▶ [Records for the task]:
# # # # # # #
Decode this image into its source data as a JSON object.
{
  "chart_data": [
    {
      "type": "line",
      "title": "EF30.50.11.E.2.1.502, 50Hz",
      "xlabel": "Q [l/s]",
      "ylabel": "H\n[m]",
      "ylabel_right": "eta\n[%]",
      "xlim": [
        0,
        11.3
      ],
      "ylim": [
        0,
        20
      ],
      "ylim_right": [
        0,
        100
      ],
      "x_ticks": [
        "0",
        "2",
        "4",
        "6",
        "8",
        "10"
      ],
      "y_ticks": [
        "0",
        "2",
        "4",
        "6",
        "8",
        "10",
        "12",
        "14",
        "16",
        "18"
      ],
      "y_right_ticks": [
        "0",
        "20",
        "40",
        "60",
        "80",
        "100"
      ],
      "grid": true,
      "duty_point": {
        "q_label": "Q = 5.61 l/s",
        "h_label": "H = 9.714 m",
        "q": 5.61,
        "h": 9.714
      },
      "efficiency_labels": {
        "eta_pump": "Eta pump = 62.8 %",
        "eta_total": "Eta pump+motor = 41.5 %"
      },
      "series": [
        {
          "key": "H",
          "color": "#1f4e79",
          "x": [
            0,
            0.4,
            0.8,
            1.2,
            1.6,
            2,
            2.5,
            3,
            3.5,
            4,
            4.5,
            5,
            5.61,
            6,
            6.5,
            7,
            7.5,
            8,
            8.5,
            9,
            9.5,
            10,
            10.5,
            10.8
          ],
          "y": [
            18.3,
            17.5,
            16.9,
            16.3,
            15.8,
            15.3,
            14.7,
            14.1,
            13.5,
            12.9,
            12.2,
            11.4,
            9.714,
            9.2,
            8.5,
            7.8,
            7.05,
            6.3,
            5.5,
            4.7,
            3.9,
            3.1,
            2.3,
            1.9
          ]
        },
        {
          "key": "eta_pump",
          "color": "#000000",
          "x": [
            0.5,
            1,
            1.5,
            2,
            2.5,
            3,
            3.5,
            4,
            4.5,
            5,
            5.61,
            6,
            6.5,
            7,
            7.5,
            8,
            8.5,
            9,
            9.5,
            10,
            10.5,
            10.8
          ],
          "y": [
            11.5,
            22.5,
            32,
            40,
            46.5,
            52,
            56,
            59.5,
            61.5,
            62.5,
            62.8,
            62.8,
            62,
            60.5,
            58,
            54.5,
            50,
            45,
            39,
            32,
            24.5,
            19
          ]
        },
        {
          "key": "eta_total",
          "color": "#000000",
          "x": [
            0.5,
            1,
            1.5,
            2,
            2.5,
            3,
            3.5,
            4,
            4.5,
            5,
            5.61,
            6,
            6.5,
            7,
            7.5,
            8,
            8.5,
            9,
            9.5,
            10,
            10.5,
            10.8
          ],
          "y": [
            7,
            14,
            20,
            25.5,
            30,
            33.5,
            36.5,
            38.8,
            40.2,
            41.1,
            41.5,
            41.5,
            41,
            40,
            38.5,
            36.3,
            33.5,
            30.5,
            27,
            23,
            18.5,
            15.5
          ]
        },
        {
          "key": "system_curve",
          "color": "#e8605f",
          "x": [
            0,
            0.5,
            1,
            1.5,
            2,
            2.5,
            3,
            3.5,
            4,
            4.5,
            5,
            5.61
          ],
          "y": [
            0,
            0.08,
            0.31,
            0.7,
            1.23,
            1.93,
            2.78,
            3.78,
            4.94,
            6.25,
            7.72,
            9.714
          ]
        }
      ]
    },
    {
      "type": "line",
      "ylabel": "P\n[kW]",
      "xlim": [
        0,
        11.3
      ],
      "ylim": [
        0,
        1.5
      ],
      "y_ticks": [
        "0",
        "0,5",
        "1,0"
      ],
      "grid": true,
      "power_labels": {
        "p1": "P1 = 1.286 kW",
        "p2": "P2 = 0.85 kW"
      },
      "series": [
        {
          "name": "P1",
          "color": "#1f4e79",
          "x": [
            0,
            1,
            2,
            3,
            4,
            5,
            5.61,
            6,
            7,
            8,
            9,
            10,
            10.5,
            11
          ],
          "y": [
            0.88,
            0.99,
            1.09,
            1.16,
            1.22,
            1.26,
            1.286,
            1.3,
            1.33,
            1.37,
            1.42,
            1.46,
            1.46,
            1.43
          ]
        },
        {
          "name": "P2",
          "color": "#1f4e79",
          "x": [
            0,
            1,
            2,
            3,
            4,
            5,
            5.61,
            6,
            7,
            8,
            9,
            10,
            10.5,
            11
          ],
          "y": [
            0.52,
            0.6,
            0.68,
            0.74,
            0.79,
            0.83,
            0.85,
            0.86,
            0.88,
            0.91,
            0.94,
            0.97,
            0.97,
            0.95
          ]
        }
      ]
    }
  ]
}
# # # # # # #
▶ [Aim of the exercise]: Extract all of the material exactly as it is written.

▶ [Written solution]:
Decode this image into its source data as a JSON object.
{
  "chart_data": [
    {
      "type": "line",
      "title": "EF30.50.11.E.2.1.502, 50Hz",
      "xlabel": "Q [l/s]",
      "ylabel": "H\n[m]",
      "ylabel_right": "eta\n[%]",
      "xlim": [
        0,
        11.3
      ],
      "ylim": [
        0,
        20
      ],
      "ylim_right": [
        0,
        100
      ],
      "x_ticks": [
        "0",
        "2",
        "4",
        "6",
        "8",
        "10"
      ],
      "y_ticks": [
        "0",
        "2",
        "4",
        "6",
        "8",
        "10",
        "12",
        "14",
        "16",
        "18"
      ],
      "y_right_ticks": [
        "0",
        "20",
        "40",
        "60",
        "80",
        "100"
      ],
      "grid": true,
      "duty_point": {
        "q_label": "Q = 5.61 l/s",
        "h_label": "H = 9.714 m",
        "q": 5.61,
        "h": 9.714
      },
      "efficiency_labels": {
        "eta_pump": "Eta pump = 62.8 %",
        "eta_total": "Eta pump+motor = 41.5 %"
      },
      "series": [
        {
          "key": "H",
          "color": "#1f4e79",
          "x": [
            0,
            0.4,
            0.8,
            1.2,
            1.6,
            2,
            2.5,
            3,
            3.5,
            4,
            4.5,
            5,
            5.61,
            6,
            6.5,
            7,
            7.5,
            8,
            8.5,
            9,
            9.5,
            10,
            10.5,
            10.8
          ],
          "y": [
            18.3,
            17.5,
            16.9,
            16.3,
            15.8,
            15.3,
            14.7,
            14.1,
            13.5,
            12.9,
            12.2,
            11.4,
            9.714,
            9.2,
            8.5,
            7.8,
            7.05,
            6.3,
            5.5,
            4.7,
            3.9,
            3.1,
            2.3,
            1.9
          ]
        },
        {
          "key": "eta_pump",
          "color": "#000000",
          "x": [
            0.5,
            1,
            1.5,
            2,
            2.5,
            3,
            3.5,
            4,
            4.5,
            5,
            5.61,
            6,
            6.5,
            7,
            7.5,
            8,
            8.5,
            9,
            9.5,
            10,
            10.5,
            10.8
          ],
          "y": [
            11.5,
            22.5,
            32,
            40,
            46.5,
            52,
            56,
            59.5,
            61.5,
            62.5,
            62.8,
            62.8,
            62,
            60.5,
            58,
            54.5,
            50,
            45,
            39,
            32,
            24.5,
            19
          ]
        },
        {
          "key": "eta_total",
          "color": "#000000",
          "x": [
            0.5,
            1,
            1.5,
            2,
            2.5,
            3,
            3.5,
            4,
            4.5,
            5,
            5.61,
            6,
            6.5,
            7,
            7.5,
            8,
            8.5,
            9,
            9.5,
            10,
            10.5,
            10.8
          ],
          "y": [
            7,
            14,
            20,
            25.5,
            30,
            33.5,
            36.5,
            38.8,
            40.2,
            41.1,
            41.5,
            41.5,
            41,
            40,
            38.5,
            36.3,
            33.5,
            30.5,
            27,
            23,
            18.5,
            15.5
          ]
        },
        {
          "key": "system_curve",
          "color": "#e8605f",
          "x": [
            0,
            0.5,
            1,
            1.5,
            2,
            2.5,
            3,
            3.5,
            4,
            4.5,
            5,
            5.61
          ],
          "y": [
            0,
            0.08,
            0.31,
            0.7,
            1.23,
            1.93,
            2.78,
            3.78,
            4.94,
            6.25,
            7.72,
            9.714
          ]
        }
      ]
    },
    {
      "type": "line",
      "ylabel": "P\n[kW]",
      "xlim": [
        0,
        11.3
      ],
      "ylim": [
        0,
        1.5
      ],
      "y_ticks": [
        "0",
        "0,5",
        "1,0"
      ],
      "grid": true,
      "power_labels": {
        "p1": "P1 = 1.286 kW",
        "p2": "P2 = 0.85 kW"
      },
      "series": [
        {
          "name": "P1",
          "color": "#1f4e79",
          "x": [
            0,
            1,
            2,
            3,
            4,
            5,
            5.61,
            6,
            7,
            8,
            9,
            10,
            10.5,
            11
          ],
          "y": [
            0.88,
            0.99,
            1.09,
            1.16,
            1.22,
            1.26,
            1.286,
            1.3,
            1.33,
            1.37,
            1.42,
            1.46,
            1.46,
            1.43
          ]
        },
        {
          "name": "P2",
          "color": "#1f4e79",
          "x": [
            0,
            1,
            2,
            3,
            4,
            5,
            5.61,
            6,
            7,
            8,
            9,
            10,
            10.5,
            11
          ],
          "y": [
            0.52,
            0.6,
            0.68,
            0.74,
            0.79,
            0.83,
            0.85,
            0.86,
            0.88,
            0.91,
            0.94,
            0.97,
            0.97,
            0.95
          ]
        }
      ]
    }
  ]
}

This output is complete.